What is required —
What you produce should match the records exactly, line for line.

+-------+

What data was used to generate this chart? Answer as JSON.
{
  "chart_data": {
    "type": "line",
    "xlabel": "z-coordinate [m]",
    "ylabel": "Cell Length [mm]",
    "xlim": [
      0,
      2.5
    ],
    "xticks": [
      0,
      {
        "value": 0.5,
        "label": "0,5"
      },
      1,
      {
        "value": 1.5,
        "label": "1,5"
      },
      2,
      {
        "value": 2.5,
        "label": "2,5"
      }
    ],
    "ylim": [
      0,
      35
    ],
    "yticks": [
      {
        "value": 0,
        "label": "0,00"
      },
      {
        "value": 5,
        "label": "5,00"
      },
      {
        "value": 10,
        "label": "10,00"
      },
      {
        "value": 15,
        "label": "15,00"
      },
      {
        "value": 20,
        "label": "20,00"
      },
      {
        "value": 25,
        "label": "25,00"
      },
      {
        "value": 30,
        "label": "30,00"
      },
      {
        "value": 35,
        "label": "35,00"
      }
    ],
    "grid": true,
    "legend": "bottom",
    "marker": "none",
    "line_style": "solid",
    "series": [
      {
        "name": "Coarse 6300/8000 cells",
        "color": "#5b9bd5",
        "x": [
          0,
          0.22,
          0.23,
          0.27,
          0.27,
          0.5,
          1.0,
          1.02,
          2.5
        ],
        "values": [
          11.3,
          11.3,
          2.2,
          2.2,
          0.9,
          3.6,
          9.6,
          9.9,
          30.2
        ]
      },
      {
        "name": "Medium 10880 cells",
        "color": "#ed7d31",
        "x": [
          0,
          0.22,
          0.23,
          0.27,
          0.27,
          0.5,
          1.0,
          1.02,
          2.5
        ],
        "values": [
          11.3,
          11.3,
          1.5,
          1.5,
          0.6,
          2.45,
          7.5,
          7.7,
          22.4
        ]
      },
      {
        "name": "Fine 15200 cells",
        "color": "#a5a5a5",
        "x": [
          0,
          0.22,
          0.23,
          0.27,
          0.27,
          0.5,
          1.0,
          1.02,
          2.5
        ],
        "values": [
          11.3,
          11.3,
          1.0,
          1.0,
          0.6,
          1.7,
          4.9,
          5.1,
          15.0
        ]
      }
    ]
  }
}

+-------+

Exercise result —
What data was used to generate this chart? Answer as JSON.
{
  "chart_data": {
    "type": "line",
    "xlabel": "z-coordinate [m]",
    "ylabel": "Cell Length [mm]",
    "xlim": [
      0,
      2.5
    ],
    "xticks": [
      0,
      {
        "value": 0.5,
        "label": "0,5"
      },
      1,
      {
        "value": 1.5,
        "label": "1,5"
      },
      2,
      {
        "value": 2.5,
        "label": "2,5"
      }
    ],
    "ylim": [
      0,
      35
    ],
    "yticks": [
      {
        "value": 0,
        "label": "0,00"
      },
      {
        "value": 5,
        "label": "5,00"
      },
      {
        "value": 10,
        "label": "10,00"
      },
      {
        "value": 15,
        "label": "15,00"
      },
      {
        "value": 20,
        "label": "20,00"
      },
      {
        "value": 25,
        "label": "25,00"
      },
      {
        "value": 30,
        "label": "30,00"
      },
      {
        "value": 35,
        "label": "35,00"
      }
    ],
    "grid": true,
    "legend": "bottom",
    "marker": "none",
    "line_style": "solid",
    "series": [
      {
        "name": "Coarse 6300/8000 cells",
        "color": "#5b9bd5",
        "x": [
          0,
          0.22,
          0.23,
          0.27,
          0.27,
          0.5,
          1.0,
          1.02,
          2.5
        ],
        "values": [
          11.3,
          11.3,
          2.2,
          2.2,
          0.9,
          3.6,
          9.6,
          9.9,
          30.2
        ]
      },
      {
        "name": "Medium 10880 cells",
        "color": "#ed7d31",
        "x": [
          0,
          0.22,
          0.23,
          0.27,
          0.27,
          0.5,
          1.0,
          1.02,
          2.5
        ],
        "values": [
          11.3,
          11.3,
          1.5,
          1.5,
          0.6,
          2.45,
          7.5,
          7.7,
          22.4
        ]
      },
      {
        "name": "Fine 15200 cells",
        "color": "#a5a5a5",
        "x": [
          0,
          0.22,
          0.23,
          0.27,
          0.27,
          0.5,
          1.0,
          1.02,
          2.5
        ],
        "values": [
          11.3,
          11.3,
          1.0,
          1.0,
          0.6,
          1.7,
          4.9,
          5.1,
          15.0
        ]
      }
    ]
  }
}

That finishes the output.